### Short problem:
Please output the lines shown below exactly as they appear.
══════════
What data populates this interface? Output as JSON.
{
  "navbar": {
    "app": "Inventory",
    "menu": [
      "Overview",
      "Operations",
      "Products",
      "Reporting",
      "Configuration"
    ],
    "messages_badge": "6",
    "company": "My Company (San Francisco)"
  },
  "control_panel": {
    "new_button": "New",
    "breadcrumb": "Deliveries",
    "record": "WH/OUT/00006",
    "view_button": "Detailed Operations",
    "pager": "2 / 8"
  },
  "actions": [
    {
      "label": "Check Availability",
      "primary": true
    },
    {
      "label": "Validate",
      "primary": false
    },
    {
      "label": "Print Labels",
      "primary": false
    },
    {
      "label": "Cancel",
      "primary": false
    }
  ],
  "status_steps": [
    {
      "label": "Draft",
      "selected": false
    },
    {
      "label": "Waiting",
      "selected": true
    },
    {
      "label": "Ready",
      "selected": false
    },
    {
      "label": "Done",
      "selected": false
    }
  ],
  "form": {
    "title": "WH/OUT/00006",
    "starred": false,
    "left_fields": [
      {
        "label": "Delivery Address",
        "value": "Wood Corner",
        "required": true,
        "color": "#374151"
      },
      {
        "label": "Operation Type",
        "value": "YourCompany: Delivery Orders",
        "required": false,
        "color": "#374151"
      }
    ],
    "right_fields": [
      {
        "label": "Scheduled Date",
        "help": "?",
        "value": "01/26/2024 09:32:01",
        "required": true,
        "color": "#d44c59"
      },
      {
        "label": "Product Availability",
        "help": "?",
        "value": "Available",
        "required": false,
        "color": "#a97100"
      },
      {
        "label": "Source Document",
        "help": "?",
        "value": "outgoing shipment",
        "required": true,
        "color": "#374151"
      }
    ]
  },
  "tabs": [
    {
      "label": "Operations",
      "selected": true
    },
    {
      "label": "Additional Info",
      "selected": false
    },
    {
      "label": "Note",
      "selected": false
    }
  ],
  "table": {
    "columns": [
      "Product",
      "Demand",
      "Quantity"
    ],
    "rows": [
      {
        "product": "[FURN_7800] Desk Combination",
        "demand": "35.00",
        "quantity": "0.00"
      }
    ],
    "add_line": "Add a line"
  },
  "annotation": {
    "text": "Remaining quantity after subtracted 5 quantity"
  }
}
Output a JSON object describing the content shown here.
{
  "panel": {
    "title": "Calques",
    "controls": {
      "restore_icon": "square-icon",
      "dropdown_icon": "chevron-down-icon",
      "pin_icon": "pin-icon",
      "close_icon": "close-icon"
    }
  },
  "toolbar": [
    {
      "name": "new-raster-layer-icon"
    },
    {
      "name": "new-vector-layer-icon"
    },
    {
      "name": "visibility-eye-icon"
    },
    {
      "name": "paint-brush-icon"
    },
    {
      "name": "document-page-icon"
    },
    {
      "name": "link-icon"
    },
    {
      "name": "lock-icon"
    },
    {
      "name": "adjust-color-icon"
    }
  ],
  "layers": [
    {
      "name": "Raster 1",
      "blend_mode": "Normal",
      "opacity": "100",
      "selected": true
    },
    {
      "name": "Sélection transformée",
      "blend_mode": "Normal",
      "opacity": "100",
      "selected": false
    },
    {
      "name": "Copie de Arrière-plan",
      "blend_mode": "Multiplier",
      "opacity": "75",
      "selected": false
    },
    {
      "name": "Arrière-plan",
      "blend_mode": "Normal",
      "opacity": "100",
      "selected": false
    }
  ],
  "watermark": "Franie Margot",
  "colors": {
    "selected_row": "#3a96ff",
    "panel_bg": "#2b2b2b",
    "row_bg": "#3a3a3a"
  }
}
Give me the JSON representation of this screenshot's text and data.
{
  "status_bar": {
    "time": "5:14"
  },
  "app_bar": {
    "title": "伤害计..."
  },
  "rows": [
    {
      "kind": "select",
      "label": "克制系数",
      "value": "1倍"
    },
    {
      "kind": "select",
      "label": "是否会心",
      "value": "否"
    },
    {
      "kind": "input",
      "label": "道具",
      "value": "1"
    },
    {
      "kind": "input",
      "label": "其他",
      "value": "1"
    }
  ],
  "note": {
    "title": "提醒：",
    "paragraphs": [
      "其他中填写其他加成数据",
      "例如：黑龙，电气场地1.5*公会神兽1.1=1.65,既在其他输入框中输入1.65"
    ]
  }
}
══════════
### Reply to the task:
What data populates this interface? Output as JSON.
{
  "navbar": {
    "app": "Inventory",
    "menu": [
      "Overview",
      "Operations",
      "Products",
      "Reporting",
      "Configuration"
    ],
    "messages_badge": "6",
    "company": "My Company (San Francisco)"
  },
  "control_panel": {
    "new_button": "New",
    "breadcrumb": "Deliveries",
    "record": "WH/OUT/00006",
    "view_button": "Detailed Operations",
    "pager": "2 / 8"
  },
  "actions": [
    {
      "label": "Check Availability",
      "primary": true
    },
    {
      "label": "Validate",
      "primary": false
    },
    {
      "label": "Print Labels",
      "primary": false
    },
    {
      "label": "Cancel",
      "primary": false
    }
  ],
  "status_steps": [
    {
      "label": "Draft",
      "selected": false
    },
    {
      "label": "Waiting",
      "selected": true
    },
    {
      "label": "Ready",
      "selected": false
    },
    {
      "label": "Done",
      "selected": false
    }
  ],
  "form": {
    "title": "WH/OUT/00006",
    "starred": false,
    "left_fields": [
      {
        "label": "Delivery Address",
        "value": "Wood Corner",
        "required": true,
        "color": "#374151"
      },
      {
        "label": "Operation Type",
        "value": "YourCompany: Delivery Orders",
        "required": false,
        "color": "#374151"
      }
    ],
    "right_fields": [
      {
        "label": "Scheduled Date",
        "help": "?",
        "value": "01/26/2024 09:32:01",
        "required": true,
        "color": "#d44c59"
      },
      {
        "label": "Product Availability",
        "help": "?",
        "value": "Available",
        "required": false,
        "color": "#a97100"
      },
      {
        "label": "Source Document",
        "help": "?",
        "value": "outgoing shipment",
        "required": true,
        "color": "#374151"
      }
    ]
  },
  "tabs": [
    {
      "label": "Operations",
      "selected": true
    },
    {
      "label": "Additional Info",
      "selected": false
    },
    {
      "label": "Note",
      "selected": false
    }
  ],
  "table": {
    "columns": [
      "Product",
      "Demand",
      "Quantity"
    ],
    "rows": [
      {
        "product": "[FURN_7800] Desk Combination",
        "demand": "35.00",
        "quantity": "0.00"
      }
    ],
    "add_line": "Add a line"
  },
  "annotation": {
    "text": "Remaining quantity after subtracted 5 quantity"
  }
}
Output a JSON object describing the content shown here.
{
  "panel": {
    "title": "Calques",
    "controls": {
      "restore_icon": "square-icon",
      "dropdown_icon": "chevron-down-icon",
      "pin_icon": "pin-icon",
      "close_icon": "close-icon"
    }
  },
  "toolbar": [
    {
      "name": "new-raster-layer-icon"
    },
    {
      "name": "new-vector-layer-icon"
    },
    {
      "name": "visibility-eye-icon"
    },
    {
      "name": "paint-brush-icon"
    },
    {
      "name": "document-page-icon"
    },
    {
      "name": "link-icon"
    },
    {
      "name": "lock-icon"
    },
    {
      "name": "adjust-color-icon"
    }
  ],
  "layers": [
    {
      "name": "Raster 1",
      "blend_mode": "Normal",
      "opacity": "100",
      "selected": true
    },
    {
      "name": "Sélection transformée",
      "blend_mode": "Normal",
      "opacity": "100",
      "selected": false
    },
    {
      "name": "Copie de Arrière-plan",
      "blend_mode": "Multiplier",
      "opacity": "75",
      "selected": false
    },
    {
      "name": "Arrière-plan",
      "blend_mode": "Normal",
      "opacity": "100",
      "selected": false
    }
  ],
  "watermark": "Franie Margot",
  "colors": {
    "selected_row": "#3a96ff",
    "panel_bg": "#2b2b2b",
    "row_bg": "#3a3a3a"
  }
}
Give me the JSON representation of this screenshot's text and data.
{
  "status_bar": {
    "time": "5:14"
  },
  "app_bar": {
    "title": "伤害计..."
  },
  "rows": [
    {
      "kind": "select",
      "label": "克制系数",
      "value": "1倍"
    },
    {
      "kind": "select",
      "label": "是否会心",
      "value": "否"
    },
    {
      "kind": "input",
      "label": "道具",
      "value": "1"
    },
    {
      "kind": "input",
      "label": "其他",
      "value": "1"
    }
  ],
  "note": {
    "title": "提醒：",
    "paragraphs": [
      "其他中填写其他加成数据",
      "例如：黑龙，电气场地1.5*公会神兽1.1=1.65,既在其他输入框中输入1.65"
    ]
  }
}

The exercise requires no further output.